▼
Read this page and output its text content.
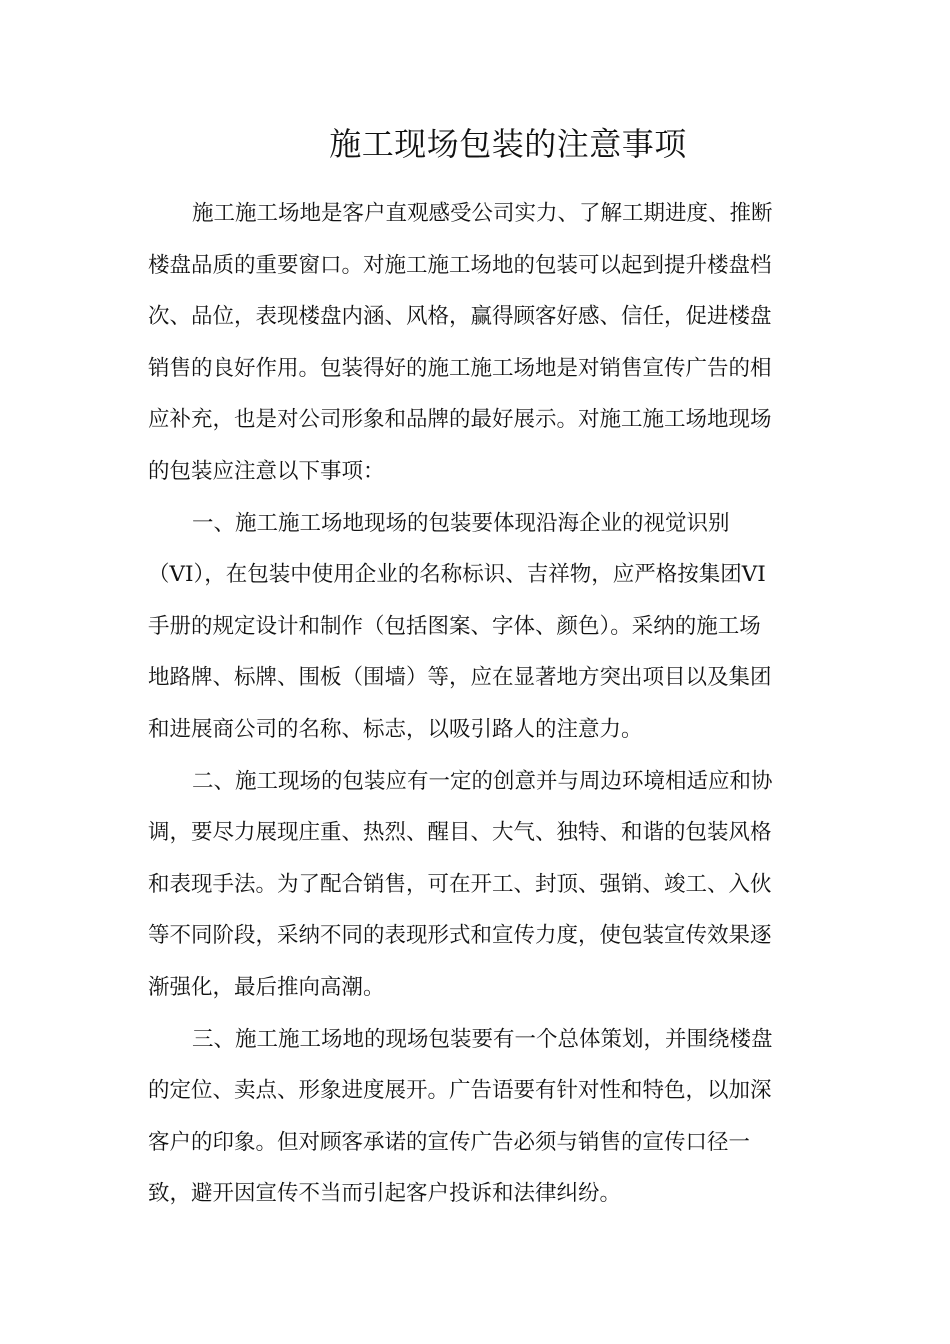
施工现场包装的注意事项
施工施工场地是客户直观感受公司实力、了解工期进度、推断
楼盘品质的重要窗口。对施工施工场地的包装可以起到提升楼盘档
次、品位，表现楼盘内涵、风格，赢得顾客好感、信任，促进楼盘
销售的良好作用。包装得好的施工施工场地是对销售宣传广告的相
应补充，也是对公司形象和品牌的最好展示。对施工施工场地现场
的包装应注意以下事项：
一、施工施工场地现场的包装要体现沿海企业的视觉识别
（VI），在包装中使用企业的名称标识、吉祥物，应严格按集团VI
手册的规定设计和制作（包括图案、字体、颜色）。采纳的施工场
地路牌、标牌、围板（围墙）等，应在显著地方突出项目以及集团
和进展商公司的名称、标志，以吸引路人的注意力。
二、施工现场的包装应有一定的创意并与周边环境相适应和协
调，要尽力展现庄重、热烈、醒目、大气、独特、和谐的包装风格
和表现手法。为了配合销售，可在开工、封顶、强销、竣工、入伙
等不同阶段，采纳不同的表现形式和宣传力度，使包装宣传效果逐
渐强化，最后推向高潮。
三、施工施工场地的现场包装要有一个总体策划，并围绕楼盘
的定位、卖点、形象进度展开。广告语要有针对性和特色，以加深
客户的印象。但对顾客承诺的宣传广告必须与销售的宣传口径一
致，避开因宣传不当而引起客户投诉和法律纠纷。
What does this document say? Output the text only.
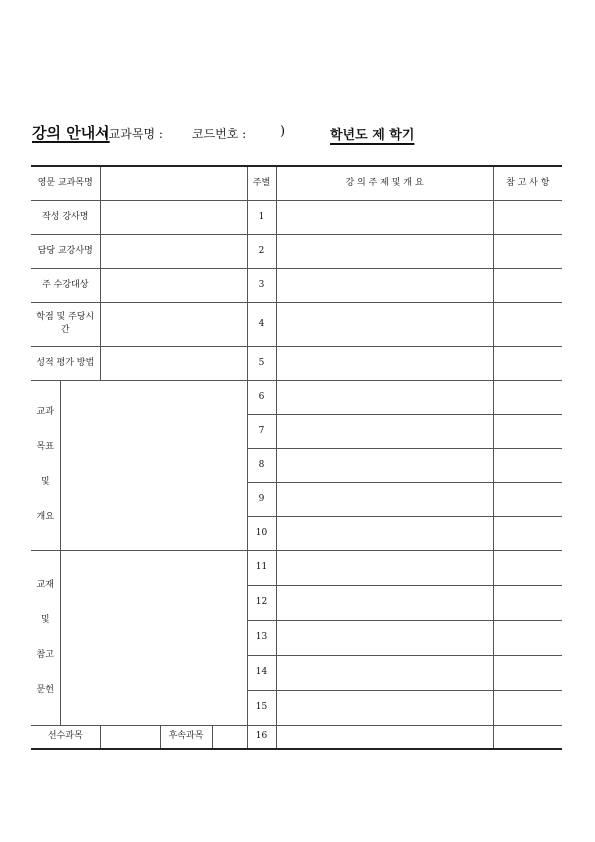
강의 안내서
(교과목명 : 코드번호 :	)	학년도 제 학기
영문 교과목명				주별	강 의 주 제 및 개 요	참 고 사 항
작성 강사명				1		
담당 교강사명				2		
주 수강대상				3		
학점 및 주당시간				4		
성적 평가 방법				5		

교과
목표
및
개요				6		
				7		
				8		
				9		
				10		

교재
및
참고
문헌				11		
				12		
				13		
				14		
				15		
선수과목			후속과목	16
▲
Transcribe the material exactly, leaving every picture out.

Read this page and output its text content.
施工现场包装的注意事项
施工施工场地是客户直观感受公司实力、了解工期进度、推断
楼盘品质的重要窗口。对施工施工场地的包装可以起到提升楼盘档
次、品位，表现楼盘内涵、风格，赢得顾客好感、信任，促进楼盘
销售的良好作用。包装得好的施工施工场地是对销售宣传广告的相
应补充，也是对公司形象和品牌的最好展示。对施工施工场地现场
的包装应注意以下事项：
一、施工施工场地现场的包装要体现沿海企业的视觉识别
（VI），在包装中使用企业的名称标识、吉祥物，应严格按集团VI
手册的规定设计和制作（包括图案、字体、颜色）。采纳的施工场
地路牌、标牌、围板（围墙）等，应在显著地方突出项目以及集团
和进展商公司的名称、标志，以吸引路人的注意力。
二、施工现场的包装应有一定的创意并与周边环境相适应和协
调，要尽力展现庄重、热烈、醒目、大气、独特、和谐的包装风格
和表现手法。为了配合销售，可在开工、封顶、强销、竣工、入伙
等不同阶段，采纳不同的表现形式和宣传力度，使包装宣传效果逐
渐强化，最后推向高潮。
三、施工施工场地的现场包装要有一个总体策划，并围绕楼盘
的定位、卖点、形象进度展开。广告语要有针对性和特色，以加深
客户的印象。但对顾客承诺的宣传广告必须与销售的宣传口径一
致，避开因宣传不当而引起客户投诉和法律纠纷。
What does this document say? Output the text only.
강의 안내서
(교과목명 : 코드번호 :	)	학년도 제 학기
영문 교과목명				주별	강 의 주 제 및 개 요	참 고 사 항
작성 강사명				1		
담당 교강사명				2		
주 수강대상				3		
학점 및 주당시간				4		
성적 평가 방법				5		

교과
목표
및
개요				6		
				7		
				8		
				9		
				10		

교재
및
참고
문헌				11		
				12		
				13		
				14		
				15		
선수과목			후속과목	16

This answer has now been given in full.